[Aim] In the material below, the lines containing the word "label" are required; copy each of them.

[Supplied data]
══════
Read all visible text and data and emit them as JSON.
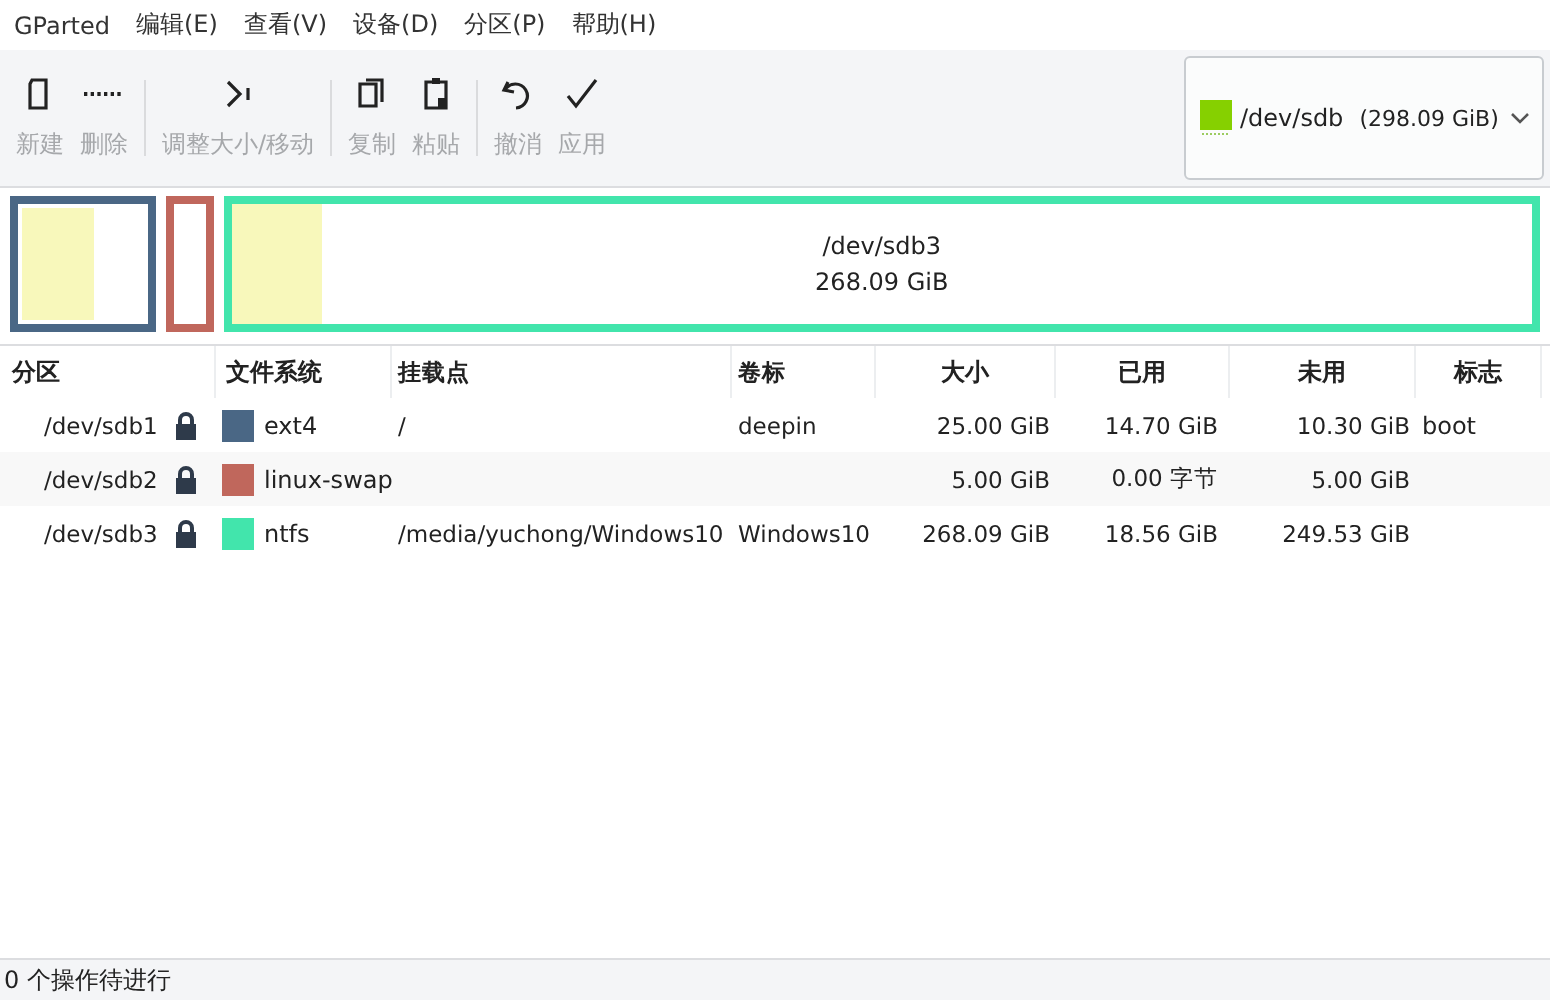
{
  "menu": [
    "GParted",
    "编辑(E)",
    "查看(V)",
    "设备(D)",
    "分区(P)",
    "帮助(H)"
  ],
  "toolbar": [
    {
      "kind": "new",
      "label": "新建",
      "disabled": true
    },
    {
      "kind": "delete",
      "label": "删除",
      "disabled": true
    },
    {
      "kind": "sep"
    },
    {
      "kind": "resize",
      "label": "调整大小/移动",
      "disabled": true
    },
    {
      "kind": "sep"
    },
    {
      "kind": "copy",
      "label": "复制",
      "disabled": true
    },
    {
      "kind": "paste",
      "label": "粘贴",
      "disabled": true
    },
    {
      "kind": "sep"
    },
    {
      "kind": "undo",
      "label": "撤消",
      "disabled": true
    },
    {
      "kind": "apply",
      "label": "应用",
      "disabled": true
    }
  ],
  "device": {
    "name": "/dev/sdb",
    "size": "(298.09 GiB)"
  },
  "map": [
    {
      "level": 0.59,
      "selected": false
    },
    {
      "selected": false
    },
    {
      "level": 0.07,
      "selected": true,
      "label": "/dev/sdb3",
      "size": "268.09 GiB"
    }
  ],
  "columns": [
    "分区",
    "文件系统",
    "挂载点",
    "卷标",
    "大小",
    "已用",
    "未用",
    "标志"
  ],
  "partitions": [
    {
      "name": "/dev/sdb1",
      "locked": true,
      "color": "#4a6785",
      "fs": "ext4",
      "mount": "/",
      "label": "deepin",
      "size": "25.00 GiB",
      "used": "14.70 GiB",
      "unused": "10.30 GiB",
      "flags": "boot"
    },
    {
      "name": "/dev/sdb2",
      "locked": true,
      "color": "#c0675c",
      "fs": "linux-swap",
      "size": "5.00 GiB",
      "used": "0.00 字节",
      "unused": "5.00 GiB"
    },
    {
      "name": "/dev/sdb3",
      "locked": true,
      "color": "#42e5ac",
      "fs": "ntfs",
      "mount": "/media/yuchong/Windows10",
      "label": "Windows10",
      "size": "268.09 GiB",
      "used": "18.56 GiB",
      "unused": "249.53 GiB"
    }
  ],
  "status_bar": "0 个操作待进行"
}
══════
[Answer to this task]
      "label": "新建",
      "label": "删除",
      "label": "调整大小/移动",
      "label": "复制",
      "label": "粘贴",
      "label": "撤消",
      "label": "应用",
      "label": "/dev/sdb3",
      "label": "deepin",
      "label": "Windows10",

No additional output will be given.